> _REQUEST_
Transcribe the entries that follow, word for word.

:: RECORDS FOR PROCESSING

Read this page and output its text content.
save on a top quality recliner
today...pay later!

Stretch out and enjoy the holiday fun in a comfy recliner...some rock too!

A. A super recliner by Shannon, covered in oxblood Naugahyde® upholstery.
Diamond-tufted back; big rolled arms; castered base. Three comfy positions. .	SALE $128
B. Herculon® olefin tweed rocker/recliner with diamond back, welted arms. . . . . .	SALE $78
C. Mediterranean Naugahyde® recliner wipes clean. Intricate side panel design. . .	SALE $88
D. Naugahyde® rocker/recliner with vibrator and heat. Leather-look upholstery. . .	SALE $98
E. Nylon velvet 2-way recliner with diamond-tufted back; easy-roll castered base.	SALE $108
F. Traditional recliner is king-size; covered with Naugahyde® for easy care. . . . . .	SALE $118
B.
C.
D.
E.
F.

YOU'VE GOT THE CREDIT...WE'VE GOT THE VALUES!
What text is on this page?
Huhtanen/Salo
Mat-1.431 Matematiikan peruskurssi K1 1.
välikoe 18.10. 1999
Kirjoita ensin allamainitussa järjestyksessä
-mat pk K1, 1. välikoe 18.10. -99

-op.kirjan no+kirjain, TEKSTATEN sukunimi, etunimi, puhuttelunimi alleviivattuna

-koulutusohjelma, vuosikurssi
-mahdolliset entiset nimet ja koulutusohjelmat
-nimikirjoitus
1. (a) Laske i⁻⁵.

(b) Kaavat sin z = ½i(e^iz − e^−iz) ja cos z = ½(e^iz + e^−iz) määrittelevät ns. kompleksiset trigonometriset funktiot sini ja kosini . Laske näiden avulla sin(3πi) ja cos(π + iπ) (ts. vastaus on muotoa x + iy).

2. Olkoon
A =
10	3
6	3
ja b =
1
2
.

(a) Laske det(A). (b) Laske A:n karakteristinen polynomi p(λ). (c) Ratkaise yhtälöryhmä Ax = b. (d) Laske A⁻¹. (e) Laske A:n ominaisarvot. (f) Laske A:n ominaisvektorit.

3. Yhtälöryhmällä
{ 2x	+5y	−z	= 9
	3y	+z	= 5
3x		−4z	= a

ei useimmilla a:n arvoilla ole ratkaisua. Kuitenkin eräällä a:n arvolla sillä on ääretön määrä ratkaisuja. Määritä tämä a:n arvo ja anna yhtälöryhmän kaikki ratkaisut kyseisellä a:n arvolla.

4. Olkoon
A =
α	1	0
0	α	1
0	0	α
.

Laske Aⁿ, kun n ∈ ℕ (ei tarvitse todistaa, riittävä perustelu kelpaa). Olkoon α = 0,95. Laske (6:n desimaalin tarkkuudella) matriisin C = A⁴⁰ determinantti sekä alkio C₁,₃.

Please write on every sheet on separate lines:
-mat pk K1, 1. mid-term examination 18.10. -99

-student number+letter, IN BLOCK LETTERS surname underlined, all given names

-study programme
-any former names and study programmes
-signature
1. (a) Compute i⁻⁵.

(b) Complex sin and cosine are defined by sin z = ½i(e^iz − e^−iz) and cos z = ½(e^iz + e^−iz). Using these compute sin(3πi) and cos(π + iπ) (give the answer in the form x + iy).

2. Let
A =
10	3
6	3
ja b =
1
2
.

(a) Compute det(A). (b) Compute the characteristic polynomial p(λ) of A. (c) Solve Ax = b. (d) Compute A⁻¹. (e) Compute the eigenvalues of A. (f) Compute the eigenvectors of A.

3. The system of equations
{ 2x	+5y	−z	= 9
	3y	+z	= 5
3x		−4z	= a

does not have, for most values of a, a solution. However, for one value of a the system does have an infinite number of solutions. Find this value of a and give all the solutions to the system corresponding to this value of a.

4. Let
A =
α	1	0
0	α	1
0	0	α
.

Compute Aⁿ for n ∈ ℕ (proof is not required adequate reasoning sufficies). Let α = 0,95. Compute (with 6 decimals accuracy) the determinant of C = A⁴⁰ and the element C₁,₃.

::::

> _RESULT_
Read this page and output its text content.
save on a top quality recliner
today...pay later!

Stretch out and enjoy the holiday fun in a comfy recliner...some rock too!

A. A super recliner by Shannon, covered in oxblood Naugahyde® upholstery.
Diamond-tufted back; big rolled arms; castered base. Three comfy positions. .	SALE $128
B. Herculon® olefin tweed rocker/recliner with diamond back, welted arms. . . . . .	SALE $78
C. Mediterranean Naugahyde® recliner wipes clean. Intricate side panel design. . .	SALE $88
D. Naugahyde® rocker/recliner with vibrator and heat. Leather-look upholstery. . .	SALE $98
E. Nylon velvet 2-way recliner with diamond-tufted back; easy-roll castered base.	SALE $108
F. Traditional recliner is king-size; covered with Naugahyde® for easy care. . . . . .	SALE $118
B.
C.
D.
E.
F.

YOU'VE GOT THE CREDIT...WE'VE GOT THE VALUES!
What text is on this page?
Huhtanen/Salo
Mat-1.431 Matematiikan peruskurssi K1 1.
välikoe 18.10. 1999
Kirjoita ensin allamainitussa järjestyksessä
-mat pk K1, 1. välikoe 18.10. -99

-op.kirjan no+kirjain, TEKSTATEN sukunimi, etunimi, puhuttelunimi alleviivattuna

-koulutusohjelma, vuosikurssi
-mahdolliset entiset nimet ja koulutusohjelmat
-nimikirjoitus
1. (a) Laske i⁻⁵.

(b) Kaavat sin z = ½i(e^iz − e^−iz) ja cos z = ½(e^iz + e^−iz) määrittelevät ns. kompleksiset trigonometriset funktiot sini ja kosini . Laske näiden avulla sin(3πi) ja cos(π + iπ) (ts. vastaus on muotoa x + iy).

2. Olkoon
A =
10	3
6	3
ja b =
1
2
.

(a) Laske det(A). (b) Laske A:n karakteristinen polynomi p(λ). (c) Ratkaise yhtälöryhmä Ax = b. (d) Laske A⁻¹. (e) Laske A:n ominaisarvot. (f) Laske A:n ominaisvektorit.

3. Yhtälöryhmällä
{ 2x	+5y	−z	= 9
	3y	+z	= 5
3x		−4z	= a

ei useimmilla a:n arvoilla ole ratkaisua. Kuitenkin eräällä a:n arvolla sillä on ääretön määrä ratkaisuja. Määritä tämä a:n arvo ja anna yhtälöryhmän kaikki ratkaisut kyseisellä a:n arvolla.

4. Olkoon
A =
α	1	0
0	α	1
0	0	α
.

Laske Aⁿ, kun n ∈ ℕ (ei tarvitse todistaa, riittävä perustelu kelpaa). Olkoon α = 0,95. Laske (6:n desimaalin tarkkuudella) matriisin C = A⁴⁰ determinantti sekä alkio C₁,₃.

Please write on every sheet on separate lines:
-mat pk K1, 1. mid-term examination 18.10. -99

-student number+letter, IN BLOCK LETTERS surname underlined, all given names

-study programme
-any former names and study programmes
-signature
1. (a) Compute i⁻⁵.

(b) Complex sin and cosine are defined by sin z = ½i(e^iz − e^−iz) and cos z = ½(e^iz + e^−iz). Using these compute sin(3πi) and cos(π + iπ) (give the answer in the form x + iy).

2. Let
A =
10	3
6	3
ja b =
1
2
.

(a) Compute det(A). (b) Compute the characteristic polynomial p(λ) of A. (c) Solve Ax = b. (d) Compute A⁻¹. (e) Compute the eigenvalues of A. (f) Compute the eigenvectors of A.

3. The system of equations
{ 2x	+5y	−z	= 9
	3y	+z	= 5
3x		−4z	= a

does not have, for most values of a, a solution. However, for one value of a the system does have an infinite number of solutions. Find this value of a and give all the solutions to the system corresponding to this value of a.

4. Let
A =
α	1	0
0	α	1
0	0	α
.

Compute Aⁿ for n ∈ ℕ (proof is not required adequate reasoning sufficies). Let α = 0,95. Compute (with 6 decimals accuracy) the determinant of C = A⁴⁰ and the element C₁,₃.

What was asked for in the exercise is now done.